Written problem. Return the entries below in their exact form, leaving the pictures out.

=====

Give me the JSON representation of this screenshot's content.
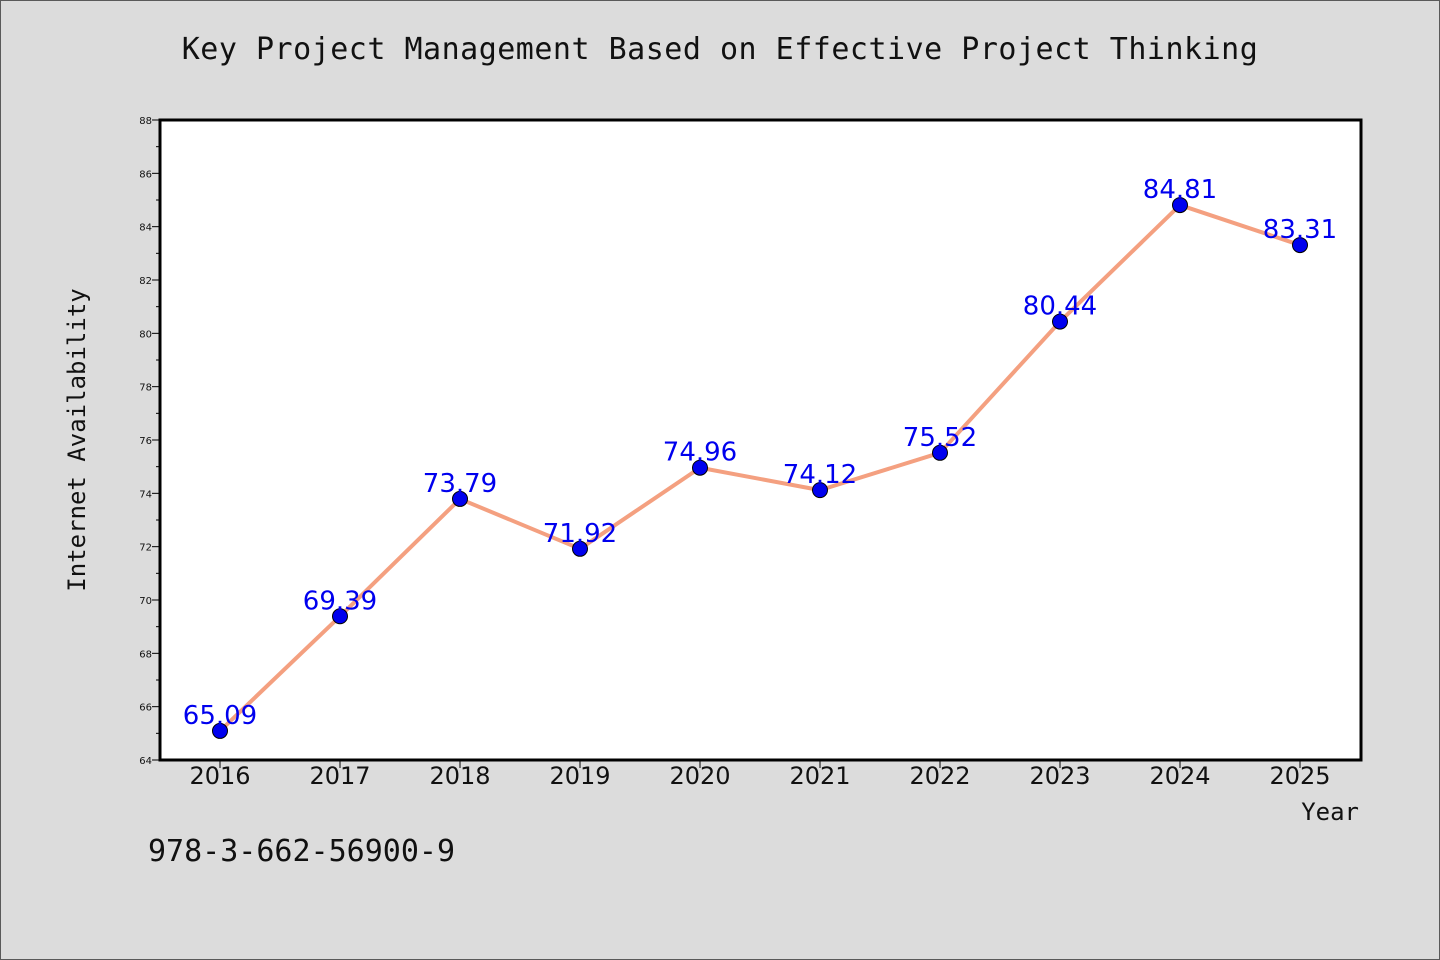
{
  "chart_data": {
    "type": "line",
    "title": "Key Project Management Based on Effective Project Thinking",
    "xlabel": "Year",
    "ylabel": "Internet Availability",
    "categories": [
      "2016",
      "2017",
      "2018",
      "2019",
      "2020",
      "2021",
      "2022",
      "2023",
      "2024",
      "2025"
    ],
    "series": [
      {
        "values": [
          65.09,
          69.39,
          73.79,
          71.92,
          74.96,
          74.12,
          75.52,
          80.44,
          84.81,
          83.31
        ],
        "data_labels": [
          "65.09",
          "69.39",
          "73.79",
          "71.92",
          "74.96",
          "74.12",
          "75.52",
          "80.44",
          "84.81",
          "83.31"
        ],
        "line_color": "#f4a080",
        "marker_color": "#0000ee"
      }
    ],
    "ylim": [
      64,
      88
    ],
    "yticks": [
      "64",
      "66",
      "68",
      "70",
      "72",
      "74",
      "76",
      "78",
      "80",
      "82",
      "84",
      "86",
      "88"
    ],
    "grid": false,
    "legend": "none"
  },
  "annotation": {
    "isbn": "978-3-662-56900-9"
  },
  "colors": {
    "background": "#dcdcdc",
    "plot_background": "#ffffff",
    "line": "#f4a080",
    "markers": "#0000ee",
    "data_labels": "#0000ee"
  }
}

=====

Response below.
Give me the JSON representation of this screenshot's content.
{
  "chart_data": {
    "type": "line",
    "title": "Key Project Management Based on Effective Project Thinking",
    "xlabel": "Year",
    "ylabel": "Internet Availability",
    "categories": [
      "2016",
      "2017",
      "2018",
      "2019",
      "2020",
      "2021",
      "2022",
      "2023",
      "2024",
      "2025"
    ],
    "series": [
      {
        "values": [
          65.09,
          69.39,
          73.79,
          71.92,
          74.96,
          74.12,
          75.52,
          80.44,
          84.81,
          83.31
        ],
        "data_labels": [
          "65.09",
          "69.39",
          "73.79",
          "71.92",
          "74.96",
          "74.12",
          "75.52",
          "80.44",
          "84.81",
          "83.31"
        ],
        "line_color": "#f4a080",
        "marker_color": "#0000ee"
      }
    ],
    "ylim": [
      64,
      88
    ],
    "yticks": [
      "64",
      "66",
      "68",
      "70",
      "72",
      "74",
      "76",
      "78",
      "80",
      "82",
      "84",
      "86",
      "88"
    ],
    "grid": false,
    "legend": "none"
  },
  "annotation": {
    "isbn": "978-3-662-56900-9"
  },
  "colors": {
    "background": "#dcdcdc",
    "plot_background": "#ffffff",
    "line": "#f4a080",
    "markers": "#0000ee",
    "data_labels": "#0000ee"
  }
}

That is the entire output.